▸ Supplied passage:
LIMITED RUN


Bodysong
A found-footage feature about "love, sex, violence, death, and dreams," by UK director Simon Pummell. Northwest Film Forum, Thurs-Fri 7, 9 pm, Sat 9 pm, Sun 7, 9 pm.

* Criss Cross
This 1949 film by Robert Siodmak stars Burt Lancaster and Yvonne DeCarlo in this tale of a man's fascination with his ex-wife and her links to a seedy underworld. Seattle Art Museum, Thurs Oct 28 at 7:30 pm.

* End of the Century: The Story of the Ramones
See review this issue. Varsity, Fri-Sun 2, 4:30, 7:15, 9:45 pm, Mon-Thurs 7:15, 9:45 pm.

* Eyes Without a Face
See Stranger Suggests. Egyptian, Fri-Sat midnight.

Fourteen Hours
Film noir about a jumper on a ledge. Seattle Art Museum, Thurs Nov 4 at 7:30 pm.

Hijacking Catastrophe: 9/11, Fear, and the Selling of American Empire
A documentary introduced by one of the founders of MoveOn.org. Rendezvous, Sat Oct 30 at 4 pm.

Lightning in a Bottle
A concert film about a "Salute to the Blues" show at Radio City Music Hall. Varsity, Fri-Sun 1:50, 4:20, 7, 9:20 pm, Mon-Thurs 7, 9:20 pm.

Mad Monster Party
A stop-motion creature showdown. Grand Illusion, Fri 11 pm, Sat noon, 11 pm, Sun noon.

Other People's Pictures
A film about family snapshots being sold at the Chelsea Flea Market. Consolidated Works, Fri-Sun 8 pm.

* Rosemary's Baby
Polanski's second greatest American film stars Mia Farrow as vulnerability incarnate and John Cassavetes as the personification of vanity. Ruth Gordon tags along as the embodiment of all that is frustrating and treacherous about the elderly. Rosemary's Baby is a film that both shows its age (36 years old) and holds up brilliantly well. Viva Polanski! (SEAN NELSON) Grand Illusion, Weekdays 6, 8:30 pm, Sat-Sun 3:30, 6, 8:30 pm.

Soul Purpose
A ski and snowboard film shot on 16 mm. Showbox, Wed Nov 3 at 8 pm.

▸ Written request 1:
Return the lines of the first listing exactly, from the line with "bar-china-q4-2018: 6.4 [278, 110, 307, 268]" up to and including the line with "page-title: 美国和中国的经济增长对比 [8, 13, 344, 43]".

▸ Entries shown:
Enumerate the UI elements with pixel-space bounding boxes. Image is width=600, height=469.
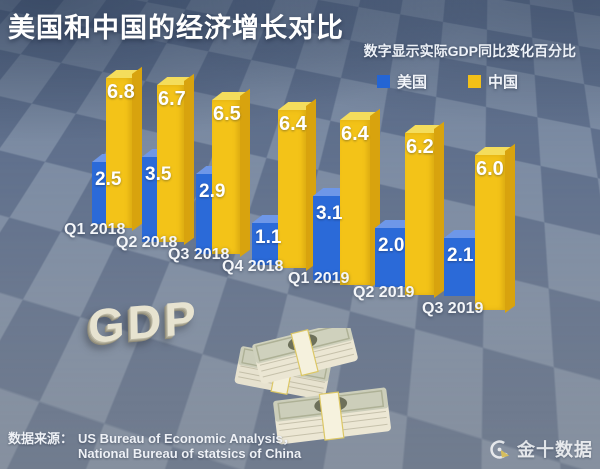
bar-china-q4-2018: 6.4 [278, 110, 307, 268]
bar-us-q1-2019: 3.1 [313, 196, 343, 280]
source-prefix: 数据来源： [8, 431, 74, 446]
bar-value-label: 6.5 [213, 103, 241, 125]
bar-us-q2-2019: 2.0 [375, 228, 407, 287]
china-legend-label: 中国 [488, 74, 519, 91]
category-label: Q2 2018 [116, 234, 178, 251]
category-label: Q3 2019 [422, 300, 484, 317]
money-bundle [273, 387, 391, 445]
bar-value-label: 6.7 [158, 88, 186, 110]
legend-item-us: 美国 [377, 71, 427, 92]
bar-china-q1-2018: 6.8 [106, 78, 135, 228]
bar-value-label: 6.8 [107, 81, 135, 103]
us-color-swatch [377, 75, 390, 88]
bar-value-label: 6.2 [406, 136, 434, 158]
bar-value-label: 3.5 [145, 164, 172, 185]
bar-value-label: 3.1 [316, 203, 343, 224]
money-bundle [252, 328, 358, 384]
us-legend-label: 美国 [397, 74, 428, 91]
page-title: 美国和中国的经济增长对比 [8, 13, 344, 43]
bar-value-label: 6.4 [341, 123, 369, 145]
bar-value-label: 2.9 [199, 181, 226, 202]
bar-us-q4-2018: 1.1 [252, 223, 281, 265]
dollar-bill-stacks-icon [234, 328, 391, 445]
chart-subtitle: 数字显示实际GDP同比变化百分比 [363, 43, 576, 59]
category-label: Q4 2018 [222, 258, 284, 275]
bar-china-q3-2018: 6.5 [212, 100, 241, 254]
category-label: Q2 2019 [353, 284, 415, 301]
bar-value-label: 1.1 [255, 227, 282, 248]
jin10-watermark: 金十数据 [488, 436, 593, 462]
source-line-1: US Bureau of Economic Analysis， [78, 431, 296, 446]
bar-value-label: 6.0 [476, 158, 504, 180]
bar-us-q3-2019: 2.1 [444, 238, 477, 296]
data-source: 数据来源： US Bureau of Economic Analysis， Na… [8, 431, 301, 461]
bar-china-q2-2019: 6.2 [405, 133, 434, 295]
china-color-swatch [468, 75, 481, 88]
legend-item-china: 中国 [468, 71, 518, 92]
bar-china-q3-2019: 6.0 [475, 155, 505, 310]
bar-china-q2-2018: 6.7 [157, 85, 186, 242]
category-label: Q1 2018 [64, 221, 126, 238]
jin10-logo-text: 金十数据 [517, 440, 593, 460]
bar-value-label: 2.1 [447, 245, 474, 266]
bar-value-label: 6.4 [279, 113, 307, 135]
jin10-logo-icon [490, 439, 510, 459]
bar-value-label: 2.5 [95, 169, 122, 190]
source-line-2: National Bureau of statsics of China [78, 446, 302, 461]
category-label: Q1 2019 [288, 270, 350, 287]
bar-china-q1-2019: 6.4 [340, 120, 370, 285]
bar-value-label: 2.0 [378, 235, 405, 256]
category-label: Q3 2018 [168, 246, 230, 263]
...
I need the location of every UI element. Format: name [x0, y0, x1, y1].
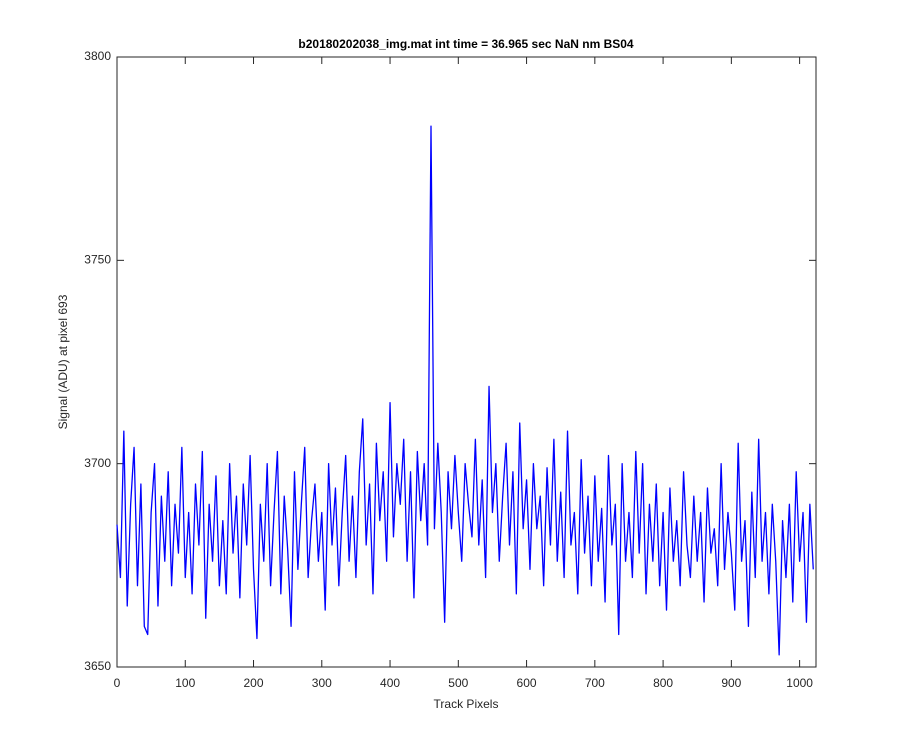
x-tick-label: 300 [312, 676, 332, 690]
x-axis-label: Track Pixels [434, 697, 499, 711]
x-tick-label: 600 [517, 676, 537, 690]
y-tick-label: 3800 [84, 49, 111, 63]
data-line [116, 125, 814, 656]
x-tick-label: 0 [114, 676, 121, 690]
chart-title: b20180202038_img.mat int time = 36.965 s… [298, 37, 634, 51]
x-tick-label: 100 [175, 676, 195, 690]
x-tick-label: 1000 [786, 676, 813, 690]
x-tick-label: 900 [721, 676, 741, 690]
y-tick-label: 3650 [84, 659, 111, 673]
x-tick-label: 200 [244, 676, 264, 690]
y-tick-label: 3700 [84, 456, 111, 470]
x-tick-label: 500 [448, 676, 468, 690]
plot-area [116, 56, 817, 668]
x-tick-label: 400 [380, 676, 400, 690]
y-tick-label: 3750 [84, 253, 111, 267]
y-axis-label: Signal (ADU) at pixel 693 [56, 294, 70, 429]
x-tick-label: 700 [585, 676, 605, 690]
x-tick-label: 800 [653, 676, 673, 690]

▸ Written request 2:
Please rewrite the film listings from "Lightning in a" up to and including "pm, Sun noon.", putting "claymation" in place of "stop-motion".

▸ Exercise response 1:
bar-china-q4-2018: 6.4 [278, 110, 307, 268]
bar-us-q1-2019: 3.1 [313, 196, 343, 280]
source-prefix: 数据来源： [8, 431, 74, 446]
bar-value-label: 6.5 [213, 103, 241, 125]
bar-us-q2-2019: 2.0 [375, 228, 407, 287]
china-legend-label: 中国 [488, 74, 519, 91]
category-label: Q2 2018 [116, 234, 178, 251]
category-label: Q3 2019 [422, 300, 484, 317]
money-bundle [273, 387, 391, 445]
bar-value-label: 6.7 [158, 88, 186, 110]
legend-item-us: 美国 [377, 71, 427, 92]
bar-china-q1-2018: 6.8 [106, 78, 135, 228]
bar-value-label: 6.8 [107, 81, 135, 103]
us-color-swatch [377, 75, 390, 88]
bar-value-label: 6.2 [406, 136, 434, 158]
bar-value-label: 3.5 [145, 164, 172, 185]
bar-value-label: 3.1 [316, 203, 343, 224]
money-bundle [252, 328, 358, 384]
us-legend-label: 美国 [397, 74, 428, 91]
page-title: 美国和中国的经济增长对比 [8, 13, 344, 43]

▸ Exercise response 2:
Lightning in a Bottle
A concert film about a "Salute to the Blues" show at Radio City Music Hall. Varsity, Fri-Sun 1:50, 4:20, 7, 9:20 pm, Mon-Thurs 7, 9:20 pm.

Mad Monster Party
A claymation creature showdown. Grand Illusion, Fri 11 pm, Sat noon, 11 pm, Sun noon.